» Data in this exercise
╔══
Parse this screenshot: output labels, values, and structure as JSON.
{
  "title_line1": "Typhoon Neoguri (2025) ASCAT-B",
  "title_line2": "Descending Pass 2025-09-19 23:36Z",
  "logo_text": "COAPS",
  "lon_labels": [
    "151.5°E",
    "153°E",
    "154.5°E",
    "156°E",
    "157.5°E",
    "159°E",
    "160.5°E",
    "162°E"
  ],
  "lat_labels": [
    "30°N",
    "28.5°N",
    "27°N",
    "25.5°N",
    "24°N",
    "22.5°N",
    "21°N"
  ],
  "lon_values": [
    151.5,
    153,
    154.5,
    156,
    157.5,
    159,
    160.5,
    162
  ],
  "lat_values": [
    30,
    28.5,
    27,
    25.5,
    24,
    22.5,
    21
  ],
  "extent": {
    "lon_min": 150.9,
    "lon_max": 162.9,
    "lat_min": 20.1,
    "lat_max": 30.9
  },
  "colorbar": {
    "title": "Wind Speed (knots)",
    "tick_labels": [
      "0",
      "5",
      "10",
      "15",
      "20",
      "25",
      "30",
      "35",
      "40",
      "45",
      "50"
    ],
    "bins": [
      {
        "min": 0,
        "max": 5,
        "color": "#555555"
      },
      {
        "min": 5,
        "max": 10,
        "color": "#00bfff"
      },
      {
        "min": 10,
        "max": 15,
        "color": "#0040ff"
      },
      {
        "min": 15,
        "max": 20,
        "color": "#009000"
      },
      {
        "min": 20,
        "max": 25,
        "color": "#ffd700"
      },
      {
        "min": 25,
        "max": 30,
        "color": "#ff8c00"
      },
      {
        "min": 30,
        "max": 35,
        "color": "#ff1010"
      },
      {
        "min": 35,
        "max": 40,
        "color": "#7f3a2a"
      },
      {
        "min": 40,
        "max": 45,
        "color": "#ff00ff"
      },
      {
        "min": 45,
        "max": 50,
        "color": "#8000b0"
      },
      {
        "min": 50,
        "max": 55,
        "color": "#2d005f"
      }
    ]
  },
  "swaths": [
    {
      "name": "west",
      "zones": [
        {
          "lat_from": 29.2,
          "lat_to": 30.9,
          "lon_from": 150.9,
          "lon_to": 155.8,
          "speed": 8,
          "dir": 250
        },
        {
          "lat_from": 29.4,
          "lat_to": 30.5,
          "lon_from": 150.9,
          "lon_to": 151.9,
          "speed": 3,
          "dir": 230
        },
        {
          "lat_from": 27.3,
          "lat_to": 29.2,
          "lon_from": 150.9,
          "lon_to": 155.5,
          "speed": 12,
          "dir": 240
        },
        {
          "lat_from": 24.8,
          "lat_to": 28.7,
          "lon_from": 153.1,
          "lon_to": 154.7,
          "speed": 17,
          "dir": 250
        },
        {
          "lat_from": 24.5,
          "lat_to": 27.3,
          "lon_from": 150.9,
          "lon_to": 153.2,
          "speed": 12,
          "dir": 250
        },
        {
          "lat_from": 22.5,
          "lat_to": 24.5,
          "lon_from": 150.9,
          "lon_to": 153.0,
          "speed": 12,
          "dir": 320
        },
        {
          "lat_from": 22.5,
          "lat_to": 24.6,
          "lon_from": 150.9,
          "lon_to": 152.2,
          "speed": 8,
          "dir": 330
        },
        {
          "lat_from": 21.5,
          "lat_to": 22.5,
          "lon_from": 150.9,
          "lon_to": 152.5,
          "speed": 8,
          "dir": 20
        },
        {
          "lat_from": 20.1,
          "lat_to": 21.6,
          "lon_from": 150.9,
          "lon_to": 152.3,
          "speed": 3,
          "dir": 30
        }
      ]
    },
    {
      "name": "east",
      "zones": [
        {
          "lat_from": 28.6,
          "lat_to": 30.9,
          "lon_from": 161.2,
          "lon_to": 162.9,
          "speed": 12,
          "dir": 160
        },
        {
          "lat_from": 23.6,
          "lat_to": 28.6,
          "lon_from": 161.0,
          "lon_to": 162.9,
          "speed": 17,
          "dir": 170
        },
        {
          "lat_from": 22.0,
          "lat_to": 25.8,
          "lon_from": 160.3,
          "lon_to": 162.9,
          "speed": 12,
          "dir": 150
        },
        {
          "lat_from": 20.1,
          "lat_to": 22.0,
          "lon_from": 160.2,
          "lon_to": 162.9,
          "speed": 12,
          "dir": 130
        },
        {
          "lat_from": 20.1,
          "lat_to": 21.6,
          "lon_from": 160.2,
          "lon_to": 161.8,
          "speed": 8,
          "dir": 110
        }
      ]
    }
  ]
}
╚══
» What this task involves
Once more, set down the full listing, verbatim.

» Result
Parse this screenshot: output labels, values, and structure as JSON.
{
  "title_line1": "Typhoon Neoguri (2025) ASCAT-B",
  "title_line2": "Descending Pass 2025-09-19 23:36Z",
  "logo_text": "COAPS",
  "lon_labels": [
    "151.5°E",
    "153°E",
    "154.5°E",
    "156°E",
    "157.5°E",
    "159°E",
    "160.5°E",
    "162°E"
  ],
  "lat_labels": [
    "30°N",
    "28.5°N",
    "27°N",
    "25.5°N",
    "24°N",
    "22.5°N",
    "21°N"
  ],
  "lon_values": [
    151.5,
    153,
    154.5,
    156,
    157.5,
    159,
    160.5,
    162
  ],
  "lat_values": [
    30,
    28.5,
    27,
    25.5,
    24,
    22.5,
    21
  ],
  "extent": {
    "lon_min": 150.9,
    "lon_max": 162.9,
    "lat_min": 20.1,
    "lat_max": 30.9
  },
  "colorbar": {
    "title": "Wind Speed (knots)",
    "tick_labels": [
      "0",
      "5",
      "10",
      "15",
      "20",
      "25",
      "30",
      "35",
      "40",
      "45",
      "50"
    ],
    "bins": [
      {
        "min": 0,
        "max": 5,
        "color": "#555555"
      },
      {
        "min": 5,
        "max": 10,
        "color": "#00bfff"
      },
      {
        "min": 10,
        "max": 15,
        "color": "#0040ff"
      },
      {
        "min": 15,
        "max": 20,
        "color": "#009000"
      },
      {
        "min": 20,
        "max": 25,
        "color": "#ffd700"
      },
      {
        "min": 25,
        "max": 30,
        "color": "#ff8c00"
      },
      {
        "min": 30,
        "max": 35,
        "color": "#ff1010"
      },
      {
        "min": 35,
        "max": 40,
        "color": "#7f3a2a"
      },
      {
        "min": 40,
        "max": 45,
        "color": "#ff00ff"
      },
      {
        "min": 45,
        "max": 50,
        "color": "#8000b0"
      },
      {
        "min": 50,
        "max": 55,
        "color": "#2d005f"
      }
    ]
  },
  "swaths": [
    {
      "name": "west",
      "zones": [
        {
          "lat_from": 29.2,
          "lat_to": 30.9,
          "lon_from": 150.9,
          "lon_to": 155.8,
          "speed": 8,
          "dir": 250
        },
        {
          "lat_from": 29.4,
          "lat_to": 30.5,
          "lon_from": 150.9,
          "lon_to": 151.9,
          "speed": 3,
          "dir": 230
        },
        {
          "lat_from": 27.3,
          "lat_to": 29.2,
          "lon_from": 150.9,
          "lon_to": 155.5,
          "speed": 12,
          "dir": 240
        },
        {
          "lat_from": 24.8,
          "lat_to": 28.7,
          "lon_from": 153.1,
          "lon_to": 154.7,
          "speed": 17,
          "dir": 250
        },
        {
          "lat_from": 24.5,
          "lat_to": 27.3,
          "lon_from": 150.9,
          "lon_to": 153.2,
          "speed": 12,
          "dir": 250
        },
        {
          "lat_from": 22.5,
          "lat_to": 24.5,
          "lon_from": 150.9,
          "lon_to": 153.0,
          "speed": 12,
          "dir": 320
        },
        {
          "lat_from": 22.5,
          "lat_to": 24.6,
          "lon_from": 150.9,
          "lon_to": 152.2,
          "speed": 8,
          "dir": 330
        },
        {
          "lat_from": 21.5,
          "lat_to": 22.5,
          "lon_from": 150.9,
          "lon_to": 152.5,
          "speed": 8,
          "dir": 20
        },
        {
          "lat_from": 20.1,
          "lat_to": 21.6,
          "lon_from": 150.9,
          "lon_to": 152.3,
          "speed": 3,
          "dir": 30
        }
      ]
    },
    {
      "name": "east",
      "zones": [
        {
          "lat_from": 28.6,
          "lat_to": 30.9,
          "lon_from": 161.2,
          "lon_to": 162.9,
          "speed": 12,
          "dir": 160
        },
        {
          "lat_from": 23.6,
          "lat_to": 28.6,
          "lon_from": 161.0,
          "lon_to": 162.9,
          "speed": 17,
          "dir": 170
        },
        {
          "lat_from": 22.0,
          "lat_to": 25.8,
          "lon_from": 160.3,
          "lon_to": 162.9,
          "speed": 12,
          "dir": 150
        },
        {
          "lat_from": 20.1,
          "lat_to": 22.0,
          "lon_from": 160.2,
          "lon_to": 162.9,
          "speed": 12,
          "dir": 130
        },
        {
          "lat_from": 20.1,
          "lat_to": 21.6,
          "lon_from": 160.2,
          "lon_to": 161.8,
          "speed": 8,
          "dir": 110
        }
      ]
    }
  ]
}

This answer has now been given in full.